### Task directions:
Write out the listing below in full and exactly, leaving out every picture.

[Records from a data source]
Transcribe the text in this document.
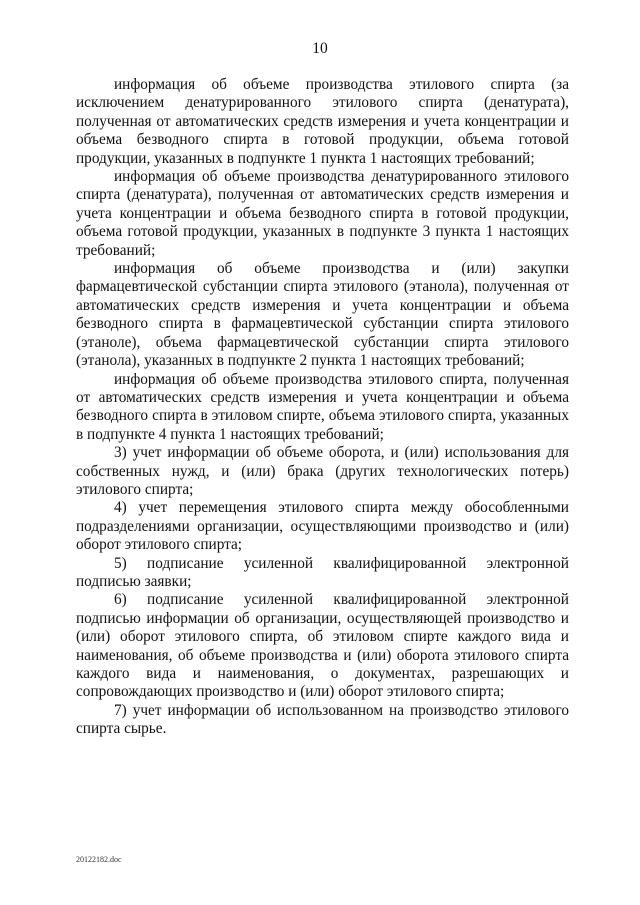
10

информация об объеме производства этилового спирта (за исключением денатурированного этилового спирта (денатурата), полученная от автоматических средств измерения и учета концентрации и объема безводного спирта в готовой продукции, объема готовой продукции, указанных в подпункте 1 пункта 1 настоящих требований;

информация об объеме производства денатурированного этилового спирта (денатурата), полученная от автоматических средств измерения и учета концентрации и объема безводного спирта в готовой продукции, объема готовой продукции, указанных в подпункте 3 пункта 1 настоящих требований;

информация об объеме производства и (или) закупки фармацевтической субстанции спирта этилового (этанола), полученная от автоматических средств измерения и учета концентрации и объема безводного спирта в фармацевтической субстанции спирта этилового (этаноле), объема фармацевтической субстанции спирта этилового (этанола), указанных в подпункте 2 пункта 1 настоящих требований;

информация об объеме производства этилового спирта, полученная от автоматических средств измерения и учета концентрации и объема безводного спирта в этиловом спирте, объема этилового спирта, указанных в подпункте 4 пункта 1 настоящих требований;

3) учет информации об объеме оборота, и (или) использования для собственных нужд, и (или) брака (других технологических потерь) этилового спирта;

4) учет перемещения этилового спирта между обособленными подразделениями организации, осуществляющими производство и (или) оборот этилового спирта;

5) подписание усиленной квалифицированной электронной подписью заявки;

6) подписание усиленной квалифицированной электронной подписью информации об организации, осуществляющей производство и (или) оборот этилового спирта, об этиловом спирте каждого вида и наименования, об объеме производства и (или) оборота этилового спирта каждого вида и наименования, о документах, разрешающих и сопровождающих производство и (или) оборот этилового спирта;

7) учет информации об использованном на производство этилового спирта сырье.

20122182.doc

### Full solution:
Transcribe the text in this document.
10

информация об объеме производства этилового спирта (за исключением денатурированного этилового спирта (денатурата), полученная от автоматических средств измерения и учета концентрации и объема безводного спирта в готовой продукции, объема готовой продукции, указанных в подпункте 1 пункта 1 настоящих требований;

информация об объеме производства денатурированного этилового спирта (денатурата), полученная от автоматических средств измерения и учета концентрации и объема безводного спирта в готовой продукции, объема готовой продукции, указанных в подпункте 3 пункта 1 настоящих требований;

информация об объеме производства и (или) закупки фармацевтической субстанции спирта этилового (этанола), полученная от автоматических средств измерения и учета концентрации и объема безводного спирта в фармацевтической субстанции спирта этилового (этаноле), объема фармацевтической субстанции спирта этилового (этанола), указанных в подпункте 2 пункта 1 настоящих требований;

информация об объеме производства этилового спирта, полученная от автоматических средств измерения и учета концентрации и объема безводного спирта в этиловом спирте, объема этилового спирта, указанных в подпункте 4 пункта 1 настоящих требований;

3) учет информации об объеме оборота, и (или) использования для собственных нужд, и (или) брака (других технологических потерь) этилового спирта;

4) учет перемещения этилового спирта между обособленными подразделениями организации, осуществляющими производство и (или) оборот этилового спирта;

5) подписание усиленной квалифицированной электронной подписью заявки;

6) подписание усиленной квалифицированной электронной подписью информации об организации, осуществляющей производство и (или) оборот этилового спирта, об этиловом спирте каждого вида и наименования, об объеме производства и (или) оборота этилового спирта каждого вида и наименования, о документах, разрешающих и сопровождающих производство и (или) оборот этилового спирта;

7) учет информации об использованном на производство этилового спирта сырье.

20122182.doc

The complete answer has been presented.